Start of Data supplied
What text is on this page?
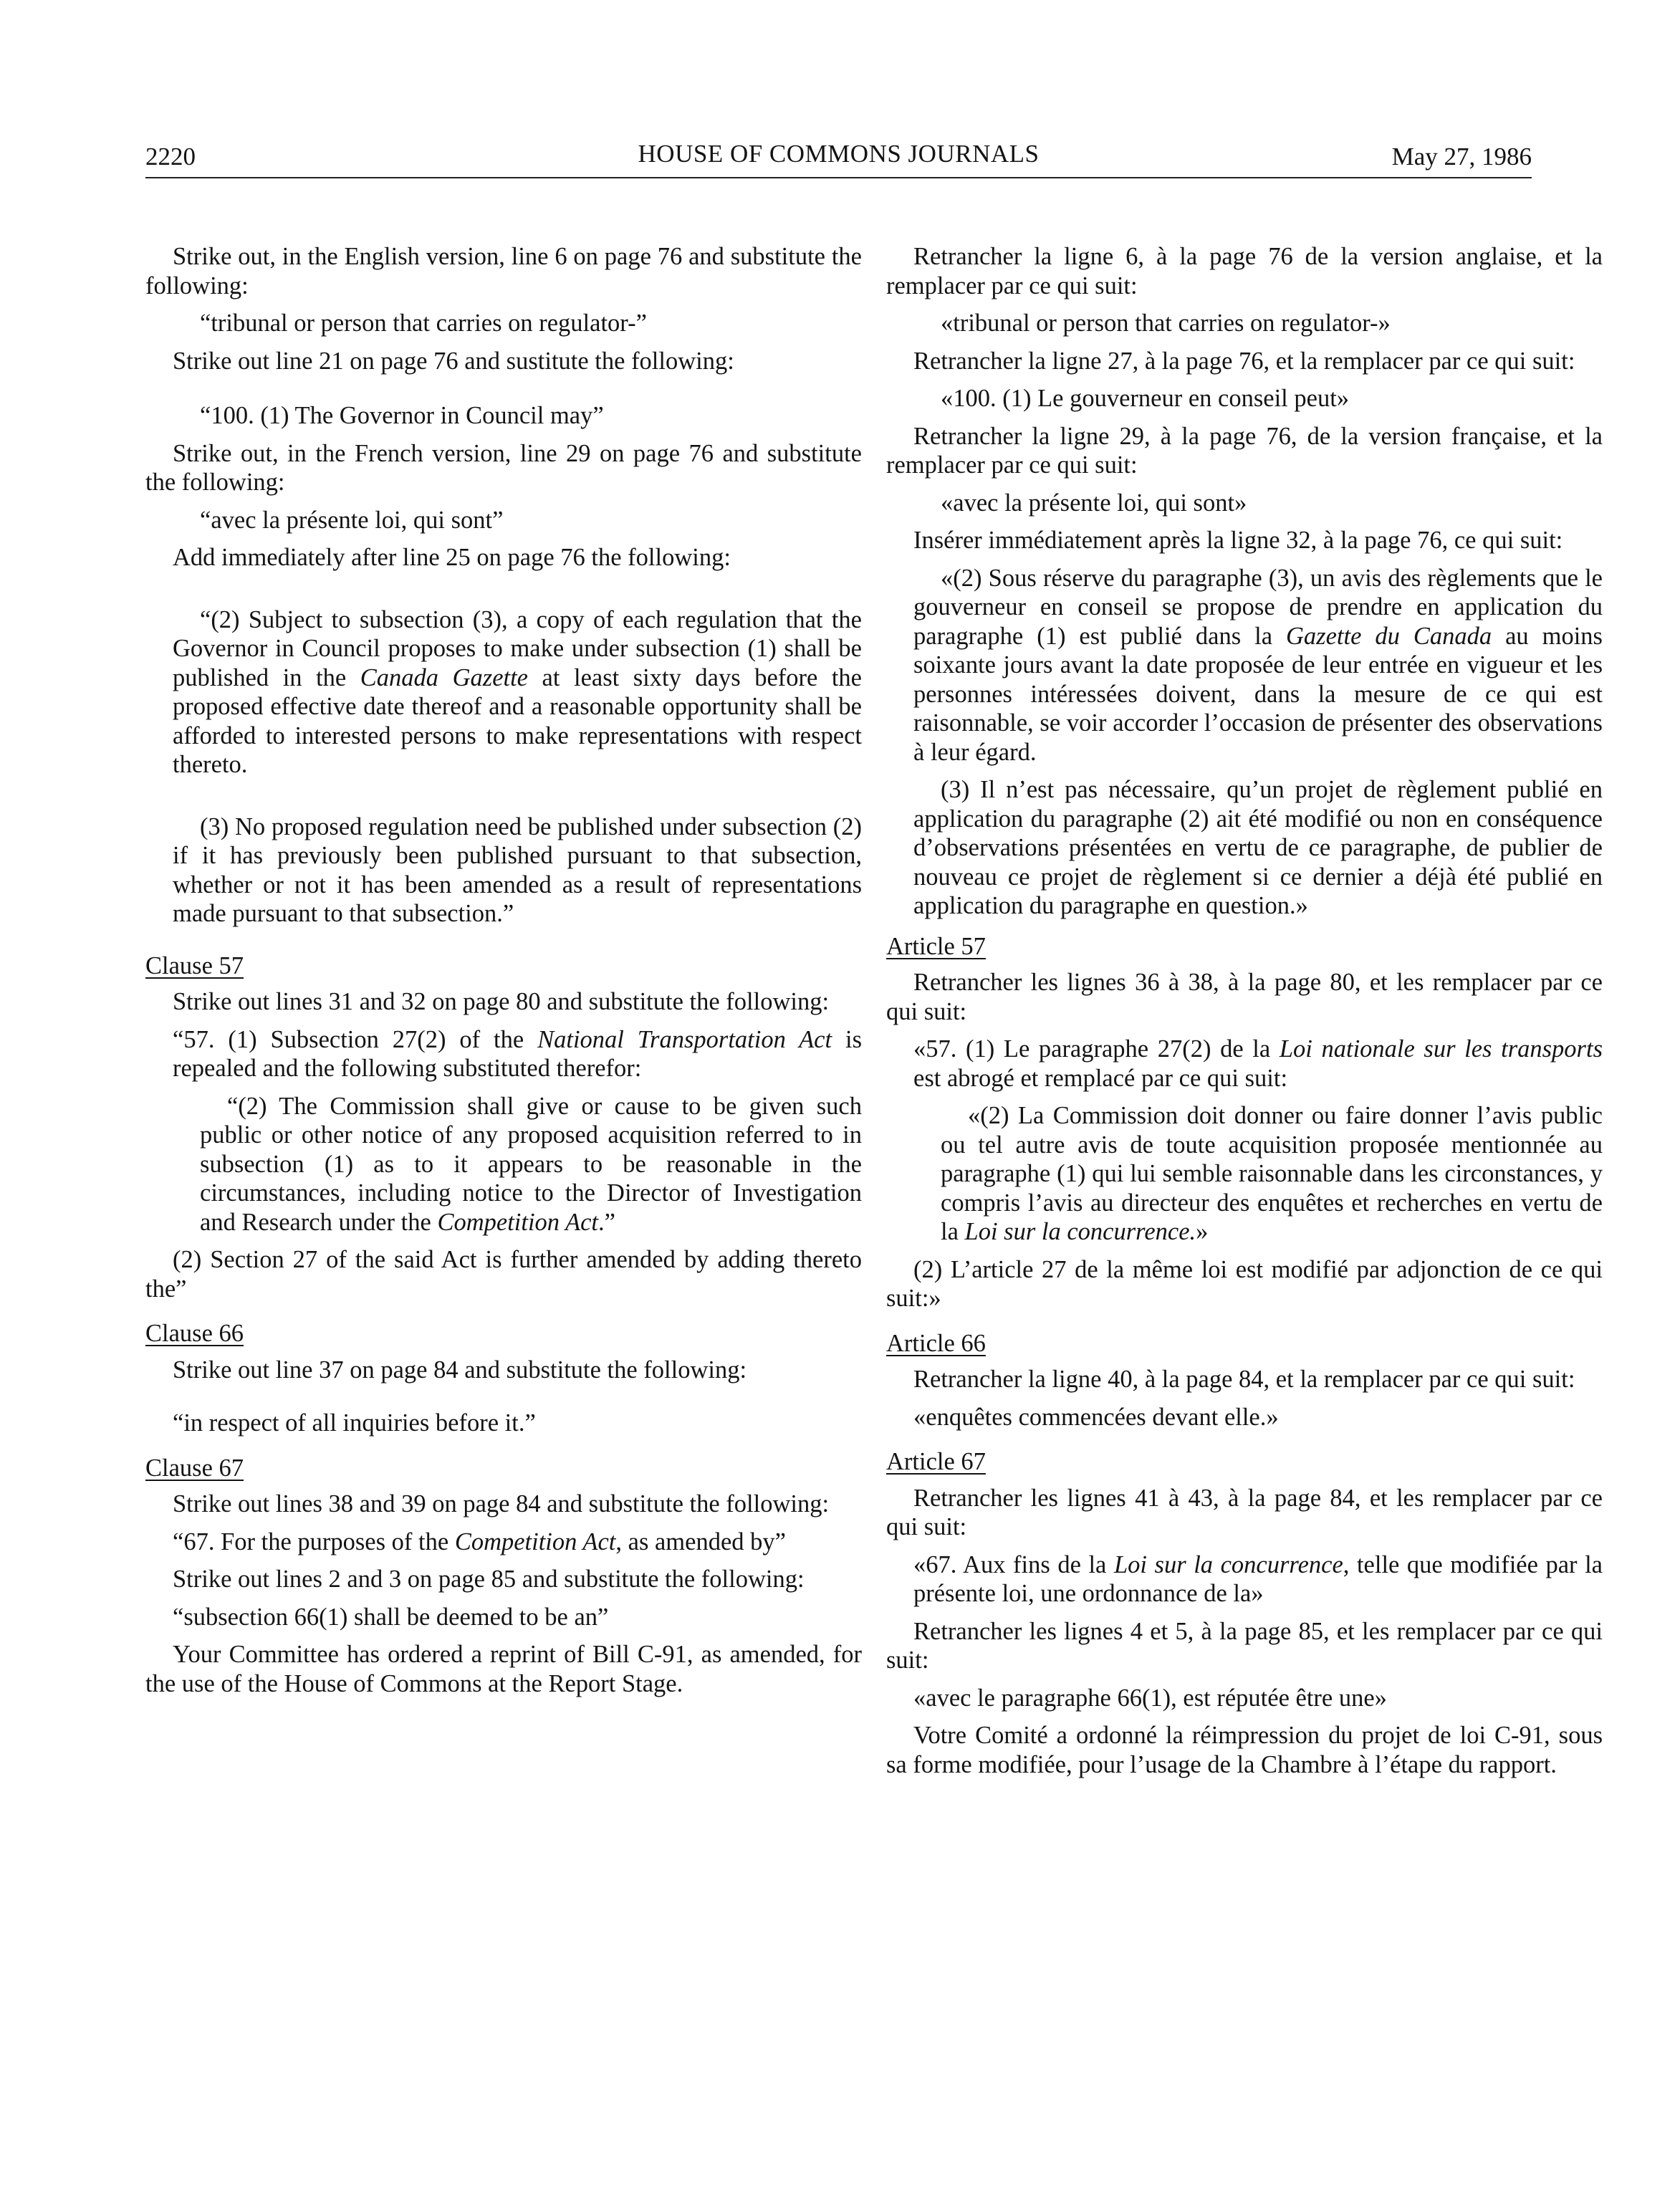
2220	HOUSE OF COMMONS JOURNALS	May 27, 1986

Strike out, in the English version, line 6 on page 76 and substitute the following:

“tribunal or person that carries on regulator-”

Strike out line 21 on page 76 and sustitute the following:

“100. (1) The Governor in Council may”

Strike out, in the French version, line 29 on page 76 and substitute the following:

“avec la présente loi, qui sont”

Add immediately after line 25 on page 76 the following:

“(2) Subject to subsection (3), a copy of each regulation that the Governor in Council proposes to make under subsection (1) shall be published in the Canada Gazette at least sixty days before the proposed effective date thereof and a reasonable opportunity shall be afforded to interested persons to make representations with respect thereto.

(3) No proposed regulation need be published under subsection (2) if it has previously been published pursuant to that subsection, whether or not it has been amended as a result of representations made pursuant to that subsection.”

Clause 57

Strike out lines 31 and 32 on page 80 and substitute the following:

“57. (1) Subsection 27(2) of the National Transportation Act is repealed and the following substituted therefor:

“(2) The Commission shall give or cause to be given such public or other notice of any proposed acquisition referred to in subsection (1) as to it appears to be reasonable in the circumstances, including notice to the Director of Investigation and Research under the Competition Act.”

(2) Section 27 of the said Act is further amended by adding thereto the”

Clause 66

Strike out line 37 on page 84 and substitute the following:

“in respect of all inquiries before it.”

Clause 67

Strike out lines 38 and 39 on page 84 and substitute the following:

“67. For the purposes of the Competition Act, as amended by”

Strike out lines 2 and 3 on page 85 and substitute the following:

“subsection 66(1) shall be deemed to be an”

Your Committee has ordered a reprint of Bill C-91, as amended, for the use of the House of Commons at the Report Stage.

Retrancher la ligne 6, à la page 76 de la version anglaise, et la remplacer par ce qui suit:

«tribunal or person that carries on regulator-»

Retrancher la ligne 27, à la page 76, et la remplacer par ce qui suit:

«100. (1) Le gouverneur en conseil peut»

Retrancher la ligne 29, à la page 76, de la version française, et la remplacer par ce qui suit:

«avec la présente loi, qui sont»

Insérer immédiatement après la ligne 32, à la page 76, ce qui suit:

«(2) Sous réserve du paragraphe (3), un avis des règlements que le gouverneur en conseil se propose de prendre en application du paragraphe (1) est publié dans la Gazette du Canada au moins soixante jours avant la date proposée de leur entrée en vigueur et les personnes intéressées doivent, dans la mesure de ce qui est raisonnable, se voir accorder l’occasion de présenter des observations à leur égard.

(3) Il n’est pas nécessaire, qu’un projet de règlement publié en application du paragraphe (2) ait été modifié ou non en conséquence d’observations présentées en vertu de ce paragraphe, de publier de nouveau ce projet de règlement si ce dernier a déjà été publié en application du paragraphe en question.»

Article 57

Retrancher les lignes 36 à 38, à la page 80, et les remplacer par ce qui suit:

«57. (1) Le paragraphe 27(2) de la Loi nationale sur les transports est abrogé et remplacé par ce qui suit:

«(2) La Commission doit donner ou faire donner l’avis public ou tel autre avis de toute acquisition proposée mentionnée au paragraphe (1) qui lui semble raisonnable dans les circonstances, y compris l’avis au directeur des enquêtes et recherches en vertu de la Loi sur la concurrence.»

(2) L’article 27 de la même loi est modifié par adjonction de ce qui suit:»

Article 66

Retrancher la ligne 40, à la page 84, et la remplacer par ce qui suit:

«enquêtes commencées devant elle.»

Article 67

Retrancher les lignes 41 à 43, à la page 84, et les remplacer par ce qui suit:

«67. Aux fins de la Loi sur la concurrence, telle que modifiée par la présente loi, une ordonnance de la»

Retrancher les lignes 4 et 5, à la page 85, et les remplacer par ce qui suit:

«avec le paragraphe 66(1), est réputée être une»

Votre Comité a ordonné la réimpression du projet de loi C-91, sous sa forme modifiée, pour l’usage de la Chambre à l’étape du rapport.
End of Data supplied
What this task involves: Each line holding the word "public" counts once; report the total and nothing else.

Reply to the task: 2